## The exercise
Without the pictures, set down every line of the data exactly.

Records that describe figures:
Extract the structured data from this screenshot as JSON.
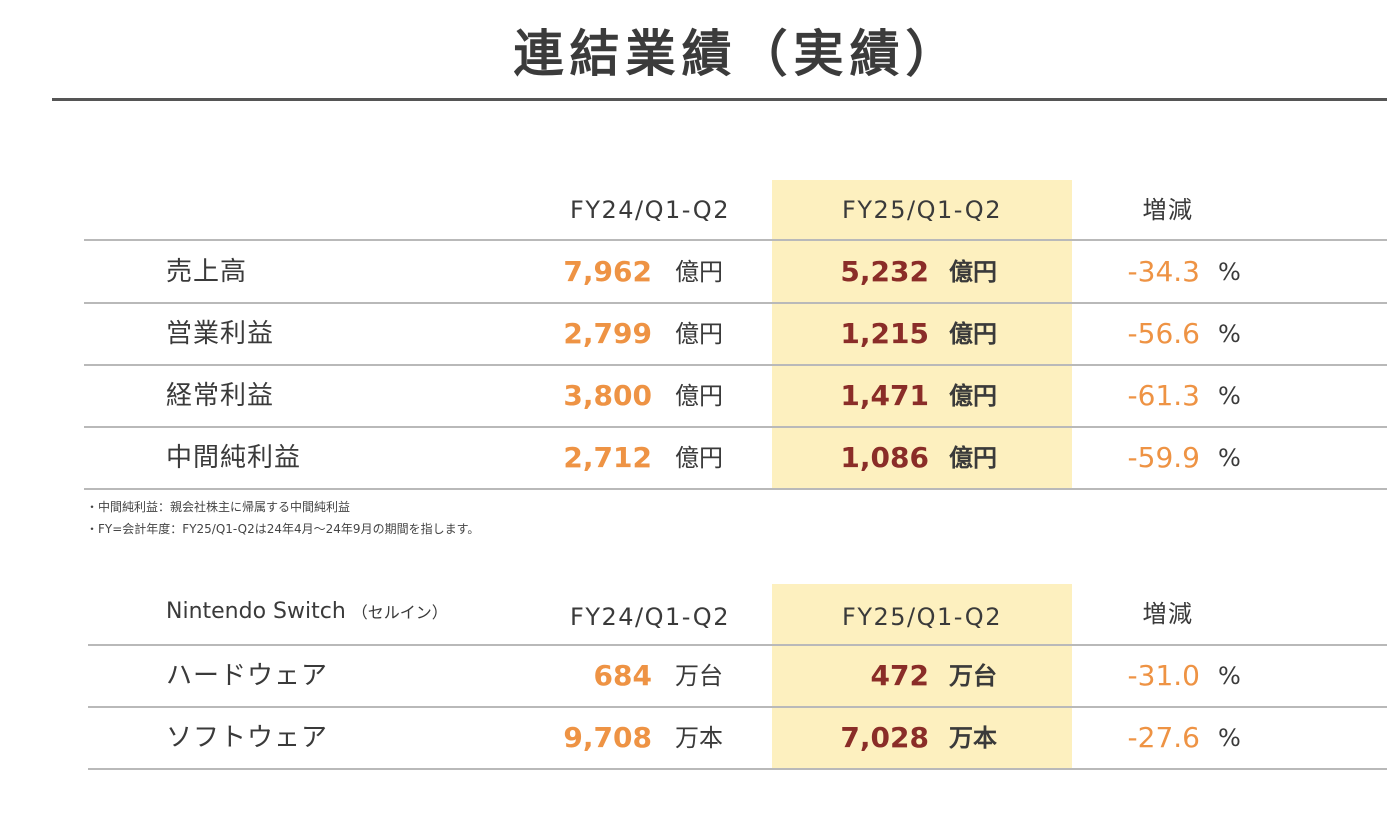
{
  "title": "連結業績（実績）",
  "table1": {
    "headers": {
      "prev": "FY24/Q1-Q2",
      "curr": "FY25/Q1-Q2",
      "change": "増減"
    },
    "rows": [
      {
        "label": "売上高",
        "prev": "7,962",
        "prev_unit": "億円",
        "curr": "5,232",
        "curr_unit": "億円",
        "change": "-34.3",
        "change_unit": "%"
      },
      {
        "label": "営業利益",
        "prev": "2,799",
        "prev_unit": "億円",
        "curr": "1,215",
        "curr_unit": "億円",
        "change": "-56.6",
        "change_unit": "%"
      },
      {
        "label": "経常利益",
        "prev": "3,800",
        "prev_unit": "億円",
        "curr": "1,471",
        "curr_unit": "億円",
        "change": "-61.3",
        "change_unit": "%"
      },
      {
        "label": "中間純利益",
        "prev": "2,712",
        "prev_unit": "億円",
        "curr": "1,086",
        "curr_unit": "億円",
        "change": "-59.9",
        "change_unit": "%"
      }
    ]
  },
  "notes": [
    "・中間純利益：親会社株主に帰属する中間純利益",
    "・FY=会計年度：FY25/Q1-Q2は24年4月～24年9月の期間を指します。"
  ],
  "table2": {
    "title": "Nintendo Switch",
    "title_sub": "（セルイン）",
    "headers": {
      "prev": "FY24/Q1-Q2",
      "curr": "FY25/Q1-Q2",
      "change": "増減"
    },
    "rows": [
      {
        "label": "ハードウェア",
        "prev": "684",
        "prev_unit": "万台",
        "curr": "472",
        "curr_unit": "万台",
        "change": "-31.0",
        "change_unit": "%"
      },
      {
        "label": "ソフトウェア",
        "prev": "9,708",
        "prev_unit": "万本",
        "curr": "7,028",
        "curr_unit": "万本",
        "change": "-27.6",
        "change_unit": "%"
      }
    ]
  },
  "colors": {
    "prev_value": "#ee9344",
    "curr_value": "#8a2d28",
    "highlight": "#fdf0bf",
    "change_value": "#ee9344"
  }
}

## Output below
Extract the structured data from this screenshot as JSON.
{
  "title": "連結業績（実績）",
  "table1": {
    "headers": {
      "prev": "FY24/Q1-Q2",
      "curr": "FY25/Q1-Q2",
      "change": "増減"
    },
    "rows": [
      {
        "label": "売上高",
        "prev": "7,962",
        "prev_unit": "億円",
        "curr": "5,232",
        "curr_unit": "億円",
        "change": "-34.3",
        "change_unit": "%"
      },
      {
        "label": "営業利益",
        "prev": "2,799",
        "prev_unit": "億円",
        "curr": "1,215",
        "curr_unit": "億円",
        "change": "-56.6",
        "change_unit": "%"
      },
      {
        "label": "経常利益",
        "prev": "3,800",
        "prev_unit": "億円",
        "curr": "1,471",
        "curr_unit": "億円",
        "change": "-61.3",
        "change_unit": "%"
      },
      {
        "label": "中間純利益",
        "prev": "2,712",
        "prev_unit": "億円",
        "curr": "1,086",
        "curr_unit": "億円",
        "change": "-59.9",
        "change_unit": "%"
      }
    ]
  },
  "notes": [
    "・中間純利益：親会社株主に帰属する中間純利益",
    "・FY=会計年度：FY25/Q1-Q2は24年4月～24年9月の期間を指します。"
  ],
  "table2": {
    "title": "Nintendo Switch",
    "title_sub": "（セルイン）",
    "headers": {
      "prev": "FY24/Q1-Q2",
      "curr": "FY25/Q1-Q2",
      "change": "増減"
    },
    "rows": [
      {
        "label": "ハードウェア",
        "prev": "684",
        "prev_unit": "万台",
        "curr": "472",
        "curr_unit": "万台",
        "change": "-31.0",
        "change_unit": "%"
      },
      {
        "label": "ソフトウェア",
        "prev": "9,708",
        "prev_unit": "万本",
        "curr": "7,028",
        "curr_unit": "万本",
        "change": "-27.6",
        "change_unit": "%"
      }
    ]
  },
  "colors": {
    "prev_value": "#ee9344",
    "curr_value": "#8a2d28",
    "highlight": "#fdf0bf",
    "change_value": "#ee9344"
  }
}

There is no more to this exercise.